**Aim of the task**
Reproduce the lines below verbatim, omitting the pictures.

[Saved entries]
--------------------------------
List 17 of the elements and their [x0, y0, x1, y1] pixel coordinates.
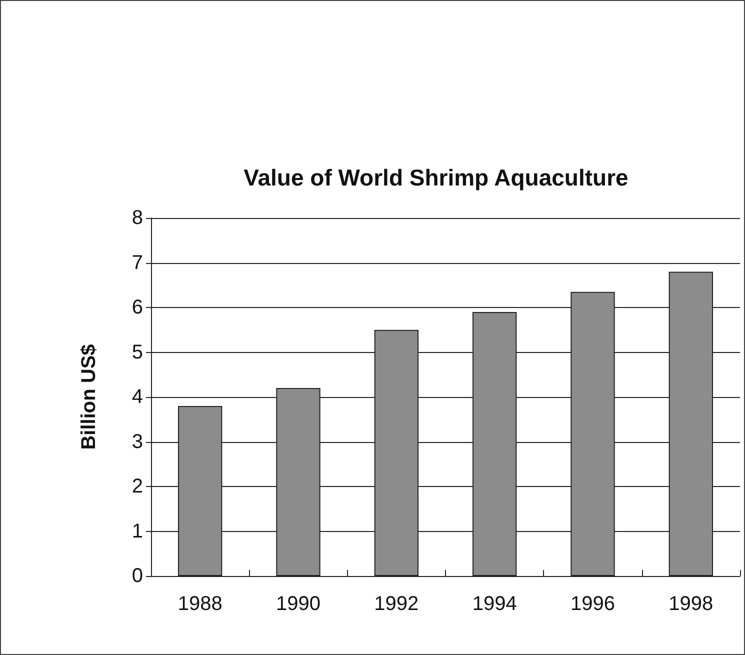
x-tick-label: 1998: [668, 593, 714, 615]
y-tick-label: 4: [132, 386, 143, 408]
y-tick-label: 8: [132, 207, 143, 229]
x-tick-label: 1992: [374, 593, 419, 615]
y-tick-label: 1: [132, 520, 143, 542]
y-axis-title: Billion US$: [78, 344, 100, 450]
y-tick-label: 6: [132, 296, 143, 318]
y-tick-label: 3: [132, 430, 143, 453]
y-tick-label: 2: [132, 476, 143, 498]
y-tick-label: 0: [132, 565, 143, 587]
x-tick-label: 1990: [276, 593, 320, 615]
x-tick-label: 1996: [570, 593, 615, 615]
chart-title: Value of World Shrimp Aquaculture: [244, 164, 628, 190]
y-tick-label: 7: [132, 252, 143, 274]
x-tick-label: 1994: [472, 593, 517, 615]
y-tick-label: 5: [132, 341, 143, 364]
x-tick-label: 1988: [178, 593, 222, 615]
--------------------------------
**Exercise response**
List 17 of the elements and their [x0, y0, x1, y1] pixel coordinates.
x-tick-label: 1998: [668, 593, 714, 615]
y-tick-label: 4: [132, 386, 143, 408]
y-tick-label: 8: [132, 207, 143, 229]
x-tick-label: 1992: [374, 593, 419, 615]
y-tick-label: 1: [132, 520, 143, 542]
y-axis-title: Billion US$: [78, 344, 100, 450]
y-tick-label: 6: [132, 296, 143, 318]
y-tick-label: 3: [132, 430, 143, 453]
y-tick-label: 2: [132, 476, 143, 498]
y-tick-label: 0: [132, 565, 143, 587]
x-tick-label: 1990: [276, 593, 320, 615]
x-tick-label: 1996: [570, 593, 615, 615]
chart-title: Value of World Shrimp Aquaculture: [244, 164, 628, 190]
y-tick-label: 7: [132, 252, 143, 274]
x-tick-label: 1994: [472, 593, 517, 615]
y-tick-label: 5: [132, 341, 143, 364]
x-tick-label: 1988: [178, 593, 222, 615]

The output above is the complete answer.